[Instructions to follow] Hunt for the word "JSON" across the entries below, copying each line that holds it.

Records
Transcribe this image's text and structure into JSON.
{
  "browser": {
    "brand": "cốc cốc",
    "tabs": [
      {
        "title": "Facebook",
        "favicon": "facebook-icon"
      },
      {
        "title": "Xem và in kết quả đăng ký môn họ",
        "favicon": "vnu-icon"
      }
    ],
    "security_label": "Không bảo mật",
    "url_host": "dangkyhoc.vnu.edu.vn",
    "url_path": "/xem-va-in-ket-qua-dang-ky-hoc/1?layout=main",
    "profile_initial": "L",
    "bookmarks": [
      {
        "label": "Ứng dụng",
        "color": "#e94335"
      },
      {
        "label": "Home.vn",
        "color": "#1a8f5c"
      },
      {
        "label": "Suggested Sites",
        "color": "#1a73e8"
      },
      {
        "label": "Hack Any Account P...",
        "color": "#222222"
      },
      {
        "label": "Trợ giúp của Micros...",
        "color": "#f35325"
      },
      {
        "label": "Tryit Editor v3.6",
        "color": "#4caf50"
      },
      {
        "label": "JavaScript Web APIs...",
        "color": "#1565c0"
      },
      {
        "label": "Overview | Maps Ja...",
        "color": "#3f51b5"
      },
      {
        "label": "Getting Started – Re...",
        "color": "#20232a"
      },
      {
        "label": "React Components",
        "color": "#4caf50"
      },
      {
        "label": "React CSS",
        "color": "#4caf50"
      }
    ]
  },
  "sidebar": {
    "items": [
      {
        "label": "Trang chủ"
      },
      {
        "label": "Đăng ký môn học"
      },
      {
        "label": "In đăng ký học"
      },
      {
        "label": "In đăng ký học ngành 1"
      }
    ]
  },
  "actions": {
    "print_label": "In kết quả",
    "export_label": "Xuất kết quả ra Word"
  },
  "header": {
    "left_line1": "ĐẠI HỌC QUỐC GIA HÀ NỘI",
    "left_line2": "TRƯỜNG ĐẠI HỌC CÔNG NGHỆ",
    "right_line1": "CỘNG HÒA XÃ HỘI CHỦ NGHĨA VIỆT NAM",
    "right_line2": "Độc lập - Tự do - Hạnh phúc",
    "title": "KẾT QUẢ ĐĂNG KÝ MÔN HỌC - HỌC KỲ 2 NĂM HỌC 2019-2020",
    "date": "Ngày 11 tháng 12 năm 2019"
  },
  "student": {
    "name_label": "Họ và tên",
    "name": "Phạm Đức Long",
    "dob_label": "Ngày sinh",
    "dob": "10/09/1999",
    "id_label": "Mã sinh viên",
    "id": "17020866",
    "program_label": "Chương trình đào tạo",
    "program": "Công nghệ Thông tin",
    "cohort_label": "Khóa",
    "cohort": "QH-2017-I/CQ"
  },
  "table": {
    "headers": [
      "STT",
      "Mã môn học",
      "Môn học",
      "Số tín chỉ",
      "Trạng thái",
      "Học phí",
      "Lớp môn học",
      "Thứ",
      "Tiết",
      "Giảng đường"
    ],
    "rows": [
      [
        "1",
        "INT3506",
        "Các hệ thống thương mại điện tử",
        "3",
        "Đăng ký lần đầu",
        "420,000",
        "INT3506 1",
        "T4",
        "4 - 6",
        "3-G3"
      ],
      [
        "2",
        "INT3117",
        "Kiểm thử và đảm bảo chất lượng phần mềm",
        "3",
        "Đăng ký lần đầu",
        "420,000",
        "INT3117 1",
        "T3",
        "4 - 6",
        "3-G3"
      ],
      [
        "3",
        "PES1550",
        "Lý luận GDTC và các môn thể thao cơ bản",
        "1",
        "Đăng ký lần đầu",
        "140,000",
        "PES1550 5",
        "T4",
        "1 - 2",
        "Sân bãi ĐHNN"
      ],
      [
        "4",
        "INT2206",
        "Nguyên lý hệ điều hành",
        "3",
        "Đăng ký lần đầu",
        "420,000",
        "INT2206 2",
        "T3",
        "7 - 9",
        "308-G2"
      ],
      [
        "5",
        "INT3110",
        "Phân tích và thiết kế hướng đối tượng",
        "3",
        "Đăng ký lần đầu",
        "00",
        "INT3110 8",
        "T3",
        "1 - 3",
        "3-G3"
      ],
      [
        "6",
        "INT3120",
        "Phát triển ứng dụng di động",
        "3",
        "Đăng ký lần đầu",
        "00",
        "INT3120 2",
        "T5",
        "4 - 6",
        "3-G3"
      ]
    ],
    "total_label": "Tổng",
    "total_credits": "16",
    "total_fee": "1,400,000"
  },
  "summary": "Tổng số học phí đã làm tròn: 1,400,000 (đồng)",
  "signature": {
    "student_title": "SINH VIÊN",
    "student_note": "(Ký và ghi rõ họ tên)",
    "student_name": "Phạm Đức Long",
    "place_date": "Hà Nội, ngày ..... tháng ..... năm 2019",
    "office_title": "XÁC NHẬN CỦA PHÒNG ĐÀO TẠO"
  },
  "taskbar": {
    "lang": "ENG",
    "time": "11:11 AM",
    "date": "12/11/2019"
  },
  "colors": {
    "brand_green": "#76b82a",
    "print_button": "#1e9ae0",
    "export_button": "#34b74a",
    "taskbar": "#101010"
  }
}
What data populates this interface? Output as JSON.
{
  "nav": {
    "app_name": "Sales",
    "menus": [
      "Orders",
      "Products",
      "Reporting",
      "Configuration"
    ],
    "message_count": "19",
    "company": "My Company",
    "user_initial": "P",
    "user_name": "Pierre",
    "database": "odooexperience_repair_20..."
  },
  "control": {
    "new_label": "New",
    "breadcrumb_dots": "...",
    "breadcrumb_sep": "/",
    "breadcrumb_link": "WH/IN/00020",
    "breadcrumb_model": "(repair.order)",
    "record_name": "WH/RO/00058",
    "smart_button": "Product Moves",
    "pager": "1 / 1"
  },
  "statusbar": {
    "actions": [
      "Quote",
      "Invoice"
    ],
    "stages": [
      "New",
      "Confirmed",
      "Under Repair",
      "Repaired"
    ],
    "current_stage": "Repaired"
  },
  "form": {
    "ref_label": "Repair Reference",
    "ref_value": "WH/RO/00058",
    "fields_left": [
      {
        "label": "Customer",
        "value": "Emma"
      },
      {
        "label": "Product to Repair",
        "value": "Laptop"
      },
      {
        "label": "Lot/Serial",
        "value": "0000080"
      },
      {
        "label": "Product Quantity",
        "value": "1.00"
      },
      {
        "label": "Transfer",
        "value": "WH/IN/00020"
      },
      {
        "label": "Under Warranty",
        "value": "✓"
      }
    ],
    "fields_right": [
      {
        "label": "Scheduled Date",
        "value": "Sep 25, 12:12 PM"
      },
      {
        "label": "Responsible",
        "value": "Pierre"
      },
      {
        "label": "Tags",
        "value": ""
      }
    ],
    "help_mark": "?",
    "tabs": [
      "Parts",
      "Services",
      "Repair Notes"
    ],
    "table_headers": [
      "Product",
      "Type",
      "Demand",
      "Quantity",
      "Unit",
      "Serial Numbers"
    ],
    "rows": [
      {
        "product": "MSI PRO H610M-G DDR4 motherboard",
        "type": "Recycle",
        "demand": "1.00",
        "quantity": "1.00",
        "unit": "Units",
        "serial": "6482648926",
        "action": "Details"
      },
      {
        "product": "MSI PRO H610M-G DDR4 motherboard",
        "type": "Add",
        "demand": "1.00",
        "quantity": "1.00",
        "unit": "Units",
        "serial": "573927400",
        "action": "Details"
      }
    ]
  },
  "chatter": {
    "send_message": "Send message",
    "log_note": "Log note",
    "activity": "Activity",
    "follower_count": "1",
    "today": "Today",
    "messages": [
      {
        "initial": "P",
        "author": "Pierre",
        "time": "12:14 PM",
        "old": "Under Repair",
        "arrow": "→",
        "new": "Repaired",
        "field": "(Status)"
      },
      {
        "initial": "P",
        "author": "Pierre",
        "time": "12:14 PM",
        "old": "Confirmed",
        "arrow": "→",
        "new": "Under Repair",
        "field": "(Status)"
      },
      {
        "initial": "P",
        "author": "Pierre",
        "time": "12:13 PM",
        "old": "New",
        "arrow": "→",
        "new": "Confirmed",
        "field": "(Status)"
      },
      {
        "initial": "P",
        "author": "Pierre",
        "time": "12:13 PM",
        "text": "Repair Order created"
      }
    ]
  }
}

[Final answer]
Transcribe this image's text and structure into JSON.
What data populates this interface? Output as JSON.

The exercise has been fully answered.